Extracted data entries
►
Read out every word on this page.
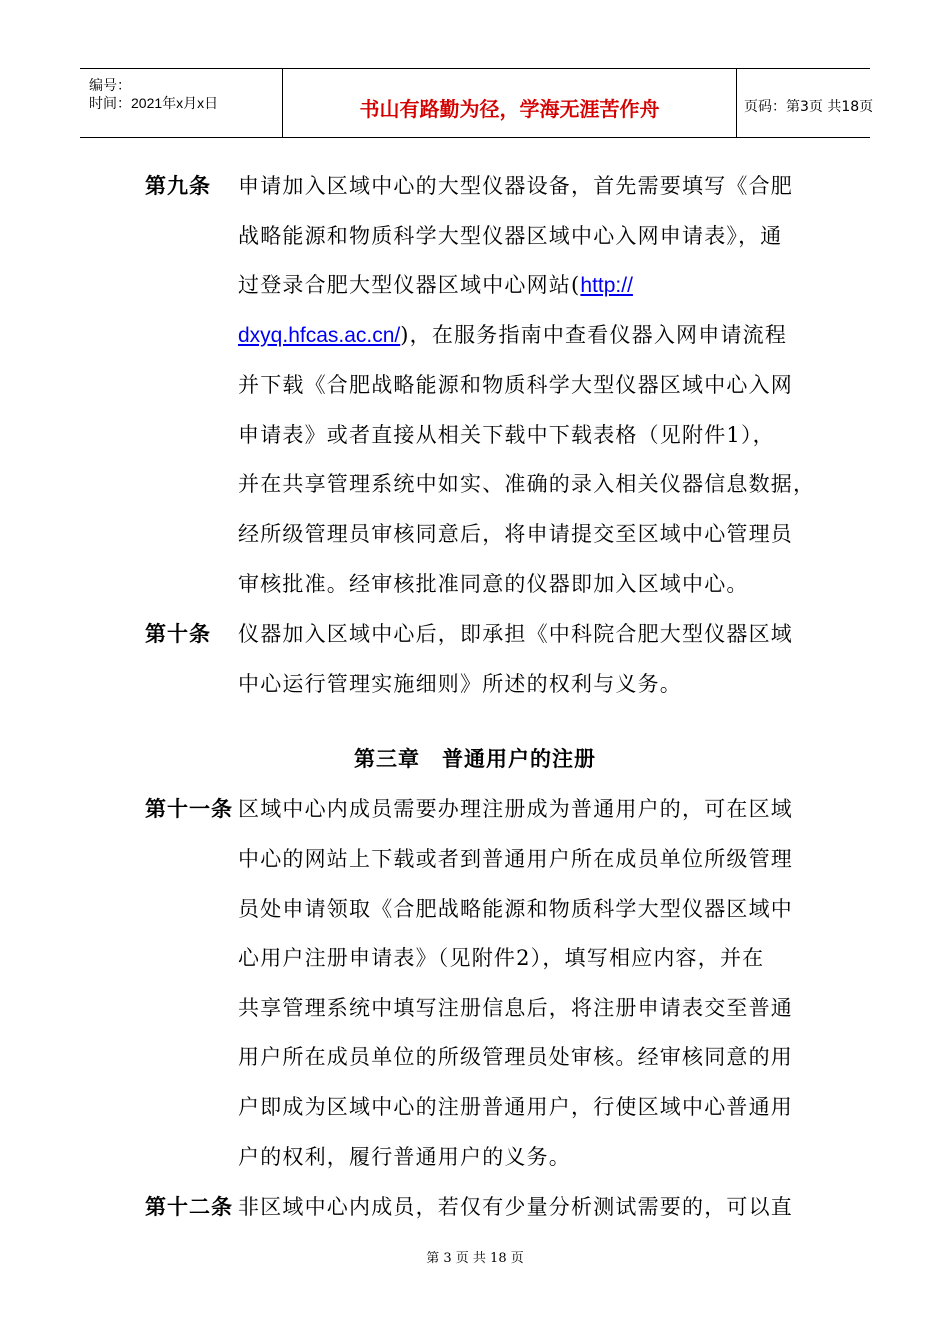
编号：
时间：2021年x月x日	书山有路勤为径，学海无涯苦作舟	页码：第3页 共18页
第九条 申请加入区域中心的大型仪器设备，首先需要填写《合肥
战略能源和物质科学大型仪器区域中心入网申请表》，通
过登录合肥大型仪器区域中心网站(http://
dxyq.hfcas.ac.cn/)，在服务指南中查看仪器入网申请流程
并下载《合肥战略能源和物质科学大型仪器区域中心入网
申请表》或者直接从相关下载中下载表格（见附件1），
并在共享管理系统中如实、准确的录入相关仪器信息数据，
经所级管理员审核同意后，将申请提交至区域中心管理员
审核批准。经审核批准同意的仪器即加入区域中心。
第十条 仪器加入区域中心后，即承担《中科院合肥大型仪器区域
中心运行管理实施细则》所述的权利与义务。
第三章　普通用户的注册
第十一条 区域中心内成员需要办理注册成为普通用户的，可在区域
中心的网站上下载或者到普通用户所在成员单位所级管理
员处申请领取《合肥战略能源和物质科学大型仪器区域中
心用户注册申请表》（见附件2），填写相应内容，并在
共享管理系统中填写注册信息后，将注册申请表交至普通
用户所在成员单位的所级管理员处审核。经审核同意的用
户即成为区域中心的注册普通用户，行使区域中心普通用
户的权利，履行普通用户的义务。
第十二条 非区域中心内成员，若仅有少量分析测试需要的，可以直
第 3 页 共 18 页
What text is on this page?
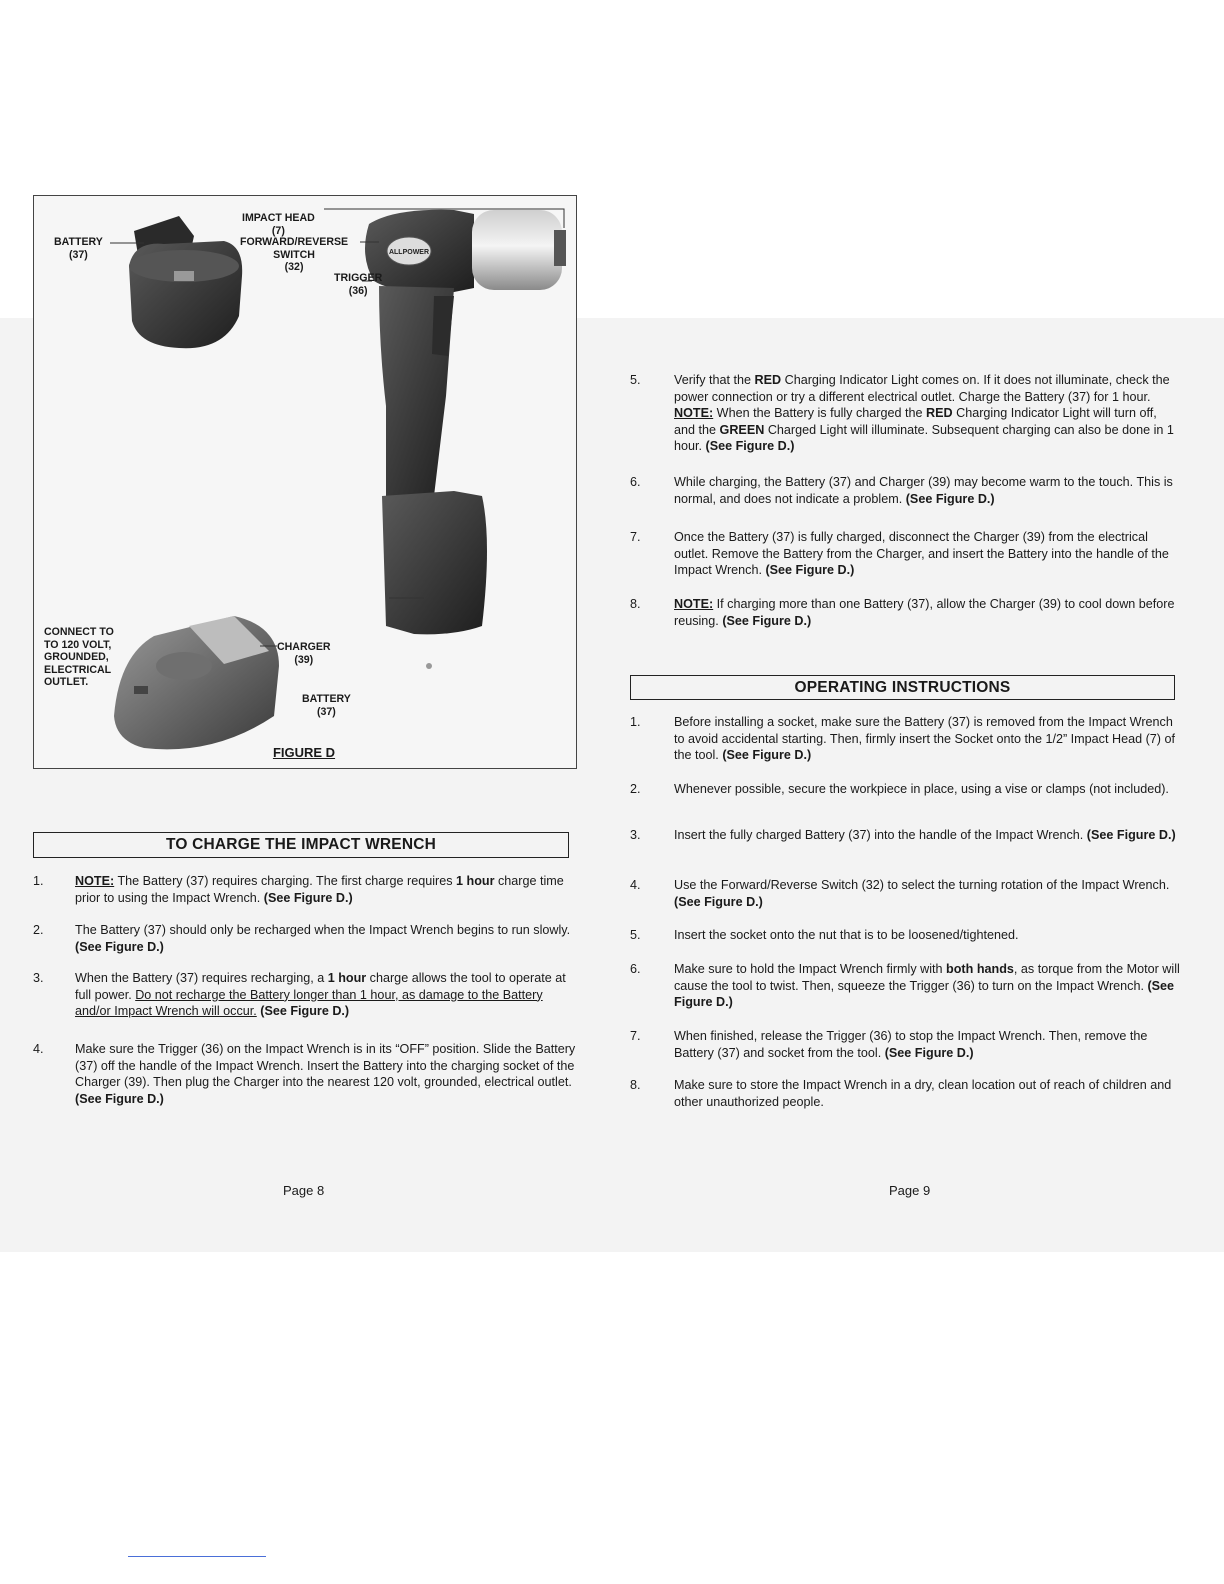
ALLPOWER
IMPACT HEAD
(7)
BATTERY
(37)
FORWARD/REVERSE
SWITCH
(32)
TRIGGER
(36)
CONNECT TO
TO 120 VOLT,
GROUNDED,
ELECTRICAL
OUTLET.
CHARGER
(39)
BATTERY
(37)
FIGURE D
TO CHARGE THE IMPACT WRENCH
1.	NOTE: The Battery (37) requires charging. The first charge requires 1 hour charge time prior to using the Impact Wrench. (See Figure D.)
2.	The Battery (37) should only be recharged when the Impact Wrench begins to run slowly. (See Figure D.)
3.	When the Battery (37) requires recharging, a 1 hour charge allows the tool to operate at full power. Do not recharge the Battery longer than 1 hour, as damage to the Battery and/or Impact Wrench will occur. (See Figure D.)
4.	Make sure the Trigger (36) on the Impact Wrench is in its “OFF” position. Slide the Battery (37) off the handle of the Impact Wrench. Insert the Battery into the charging socket of the Charger (39). Then plug the Charger into the nearest 120 volt, grounded, electrical outlet. (See Figure D.)
Page 8
5.	Verify that the RED Charging Indicator Light comes on. If it does not illuminate, check the power connection or try a different electrical outlet. Charge the Battery (37) for 1 hour. NOTE: When the Battery is fully charged the RED Charging Indicator Light will turn off, and the GREEN Charged Light will illuminate. Subsequent charging can also be done in 1 hour. (See Figure D.)
6.	While charging, the Battery (37) and Charger (39) may become warm to the touch. This is normal, and does not indicate a problem. (See Figure D.)
7.	Once the Battery (37) is fully charged, disconnect the Charger (39) from the electrical outlet. Remove the Battery from the Charger, and insert the Battery into the handle of the Impact Wrench. (See Figure D.)
8.	NOTE: If charging more than one Battery (37), allow the Charger (39) to cool down before reusing. (See Figure D.)
OPERATING INSTRUCTIONS
1.	Before installing a socket, make sure the Battery (37) is removed from the Impact Wrench to avoid accidental starting. Then, firmly insert the Socket onto the 1/2” Impact Head (7) of the tool. (See Figure D.)
2.	Whenever possible, secure the workpiece in place, using a vise or clamps (not included).
3.	Insert the fully charged Battery (37) into the handle of the Impact Wrench. (See Figure D.)
4.	Use the Forward/Reverse Switch (32) to select the turning rotation of the Impact Wrench. (See Figure D.)
5.	Insert the socket onto the nut that is to be loosened/tightened.
6.	Make sure to hold the Impact Wrench firmly with both hands, as torque from the Motor will cause the tool to twist. Then, squeeze the Trigger (36) to turn on the Impact Wrench. (See Figure D.)
7.	When finished, release the Trigger (36) to stop the Impact Wrench. Then, remove the Battery (37) and socket from the tool. (See Figure D.)
8.	Make sure to store the Impact Wrench in a dry, clean location out of reach of children and other unauthorized people.
Page 9
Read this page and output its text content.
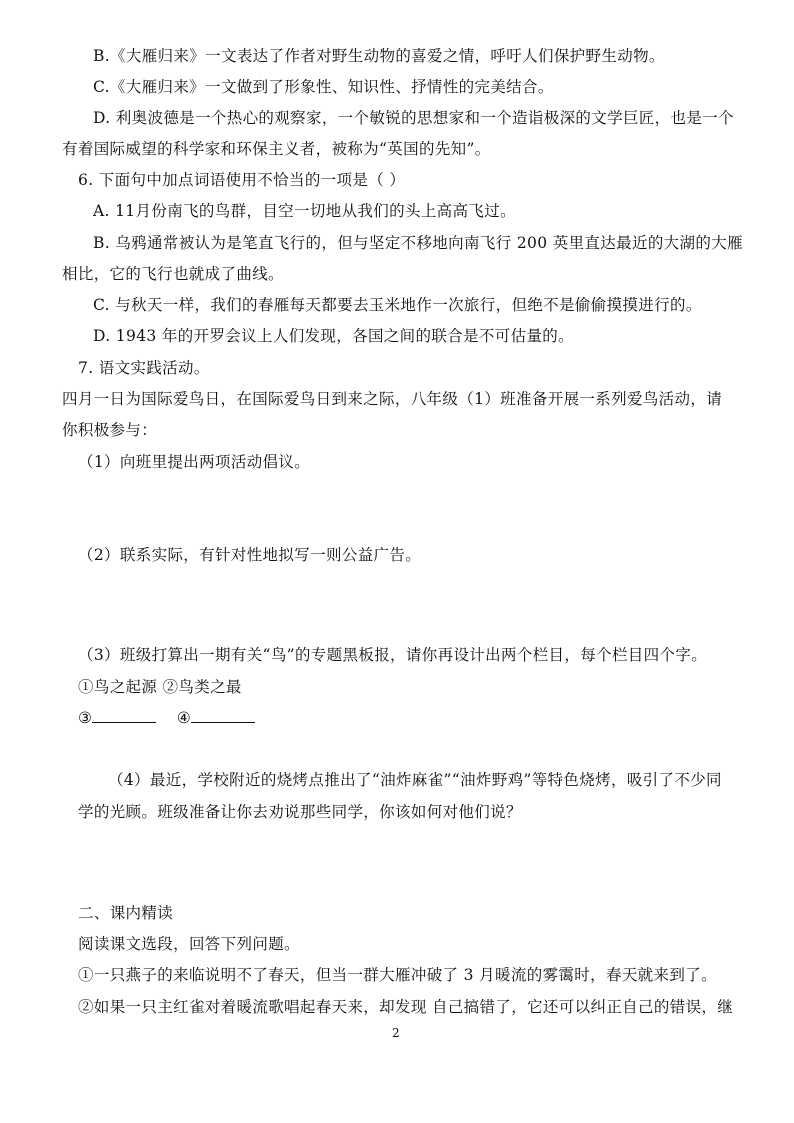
B.《大雁归来》一文表达了作者对野生动物的喜爱之情，呼吁人们保护野生动物。
C.《大雁归来》一文做到了形象性、知识性、抒情性的完美结合。
D. 利奥波德是一个热心的观察家，一个敏锐的思想家和一个造诣极深的文学巨匠，也是一个
有着国际威望的科学家和环保主义者，被称为“英国的先知”。
6. 下面句中加点词语使用不恰当的一项是（ ）
A. 11月份南飞的鸟群，目空一切地从我们的头上高高飞过。
B. 乌鸦通常被认为是笔直飞行的，但与坚定不移地向南飞行 200 英里直达最近的大湖的大雁
相比，它的飞行也就成了曲线。
C. 与秋天一样，我们的春雁每天都要去玉米地作一次旅行，但绝不是偷偷摸摸进行的。
D. 1943 年的开罗会议上人们发现，各国之间的联合是不可估量的。
7. 语文实践活动。
四月一日为国际爱鸟日，在国际爱鸟日到来之际，八年级（1）班准备开展一系列爱鸟活动，请
你积极参与：
（1）向班里提出两项活动倡议。
（2）联系实际，有针对性地拟写一则公益广告。
（3）班级打算出一期有关“鸟”的专题黑板报，请你再设计出两个栏目，每个栏目四个字。
①鸟之起源 ②鸟类之最
③	④
（4）最近，学校附近的烧烤点推出了“油炸麻雀”“油炸野鸡”等特色烧烤，吸引了不少同
学的光顾。班级准备让你去劝说那些同学，你该如何对他们说？
二、课内精读
阅读课文选段，回答下列问题。
①一只燕子的来临说明不了春天，但当一群大雁冲破了 3 月暖流的雾霭时，春天就来到了。
②如果一只主红雀对着暖流歌唱起春天来，却发现 自己搞错了，它还可以纠正自己的错误，继
2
◄
=== TASK DETAILS ===
All preceding records should be duplicated verbatim, images excepted.

=== FINAL ANSWER ===
Read out every word on this page.
编号：
时间：2021年x月x日	书山有路勤为径，学海无涯苦作舟	页码：第3页 共18页
第九条 申请加入区域中心的大型仪器设备，首先需要填写《合肥
战略能源和物质科学大型仪器区域中心入网申请表》，通
过登录合肥大型仪器区域中心网站(http://
dxyq.hfcas.ac.cn/)，在服务指南中查看仪器入网申请流程
并下载《合肥战略能源和物质科学大型仪器区域中心入网
申请表》或者直接从相关下载中下载表格（见附件1），
并在共享管理系统中如实、准确的录入相关仪器信息数据，
经所级管理员审核同意后，将申请提交至区域中心管理员
审核批准。经审核批准同意的仪器即加入区域中心。
第十条 仪器加入区域中心后，即承担《中科院合肥大型仪器区域
中心运行管理实施细则》所述的权利与义务。
第三章　普通用户的注册
第十一条 区域中心内成员需要办理注册成为普通用户的，可在区域
中心的网站上下载或者到普通用户所在成员单位所级管理
员处申请领取《合肥战略能源和物质科学大型仪器区域中
心用户注册申请表》（见附件2），填写相应内容，并在
共享管理系统中填写注册信息后，将注册申请表交至普通
用户所在成员单位的所级管理员处审核。经审核同意的用
户即成为区域中心的注册普通用户，行使区域中心普通用
户的权利，履行普通用户的义务。
第十二条 非区域中心内成员，若仅有少量分析测试需要的，可以直
第 3 页 共 18 页
What text is on this page?
ALLPOWER
IMPACT HEAD
(7)
BATTERY
(37)
FORWARD/REVERSE
SWITCH
(32)
TRIGGER
(36)
CONNECT TO
TO 120 VOLT,
GROUNDED,
ELECTRICAL
OUTLET.
CHARGER
(39)
BATTERY
(37)
FIGURE D
TO CHARGE THE IMPACT WRENCH
1.	NOTE: The Battery (37) requires charging. The first charge requires 1 hour charge time prior to using the Impact Wrench. (See Figure D.)
2.	The Battery (37) should only be recharged when the Impact Wrench begins to run slowly. (See Figure D.)
3.	When the Battery (37) requires recharging, a 1 hour charge allows the tool to operate at full power. Do not recharge the Battery longer than 1 hour, as damage to the Battery and/or Impact Wrench will occur. (See Figure D.)
4.	Make sure the Trigger (36) on the Impact Wrench is in its “OFF” position. Slide the Battery (37) off the handle of the Impact Wrench. Insert the Battery into the charging socket of the Charger (39). Then plug the Charger into the nearest 120 volt, grounded, electrical outlet. (See Figure D.)
Page 8
5.	Verify that the RED Charging Indicator Light comes on. If it does not illuminate, check the power connection or try a different electrical outlet. Charge the Battery (37) for 1 hour. NOTE: When the Battery is fully charged the RED Charging Indicator Light will turn off, and the GREEN Charged Light will illuminate. Subsequent charging can also be done in 1 hour. (See Figure D.)
6.	While charging, the Battery (37) and Charger (39) may become warm to the touch. This is normal, and does not indicate a problem. (See Figure D.)
7.	Once the Battery (37) is fully charged, disconnect the Charger (39) from the electrical outlet. Remove the Battery from the Charger, and insert the Battery into the handle of the Impact Wrench. (See Figure D.)
8.	NOTE: If charging more than one Battery (37), allow the Charger (39) to cool down before reusing. (See Figure D.)
OPERATING INSTRUCTIONS
1.	Before installing a socket, make sure the Battery (37) is removed from the Impact Wrench to avoid accidental starting. Then, firmly insert the Socket onto the 1/2” Impact Head (7) of the tool. (See Figure D.)
2.	Whenever possible, secure the workpiece in place, using a vise or clamps (not included).
3.	Insert the fully charged Battery (37) into the handle of the Impact Wrench. (See Figure D.)
4.	Use the Forward/Reverse Switch (32) to select the turning rotation of the Impact Wrench. (See Figure D.)
5.	Insert the socket onto the nut that is to be loosened/tightened.
6.	Make sure to hold the Impact Wrench firmly with both hands, as torque from the Motor will cause the tool to twist. Then, squeeze the Trigger (36) to turn on the Impact Wrench. (See Figure D.)
7.	When finished, release the Trigger (36) to stop the Impact Wrench. Then, remove the Battery (37) and socket from the tool. (See Figure D.)
8.	Make sure to store the Impact Wrench in a dry, clean location out of reach of children and other unauthorized people.
Page 9
Read this page and output its text content.
B.《大雁归来》一文表达了作者对野生动物的喜爱之情，呼吁人们保护野生动物。
C.《大雁归来》一文做到了形象性、知识性、抒情性的完美结合。
D. 利奥波德是一个热心的观察家，一个敏锐的思想家和一个造诣极深的文学巨匠，也是一个
有着国际威望的科学家和环保主义者，被称为“英国的先知”。
6. 下面句中加点词语使用不恰当的一项是（ ）
A. 11月份南飞的鸟群，目空一切地从我们的头上高高飞过。
B. 乌鸦通常被认为是笔直飞行的，但与坚定不移地向南飞行 200 英里直达最近的大湖的大雁
相比，它的飞行也就成了曲线。
C. 与秋天一样，我们的春雁每天都要去玉米地作一次旅行，但绝不是偷偷摸摸进行的。
D. 1943 年的开罗会议上人们发现，各国之间的联合是不可估量的。
7. 语文实践活动。
四月一日为国际爱鸟日，在国际爱鸟日到来之际，八年级（1）班准备开展一系列爱鸟活动，请
你积极参与：
（1）向班里提出两项活动倡议。
（2）联系实际，有针对性地拟写一则公益广告。
（3）班级打算出一期有关“鸟”的专题黑板报，请你再设计出两个栏目，每个栏目四个字。
①鸟之起源 ②鸟类之最
③	④
（4）最近，学校附近的烧烤点推出了“油炸麻雀”“油炸野鸡”等特色烧烤，吸引了不少同
学的光顾。班级准备让你去劝说那些同学，你该如何对他们说？
二、课内精读
阅读课文选段，回答下列问题。
①一只燕子的来临说明不了春天，但当一群大雁冲破了 3 月暖流的雾霭时，春天就来到了。
②如果一只主红雀对着暖流歌唱起春天来，却发现 自己搞错了，它还可以纠正自己的错误，继
2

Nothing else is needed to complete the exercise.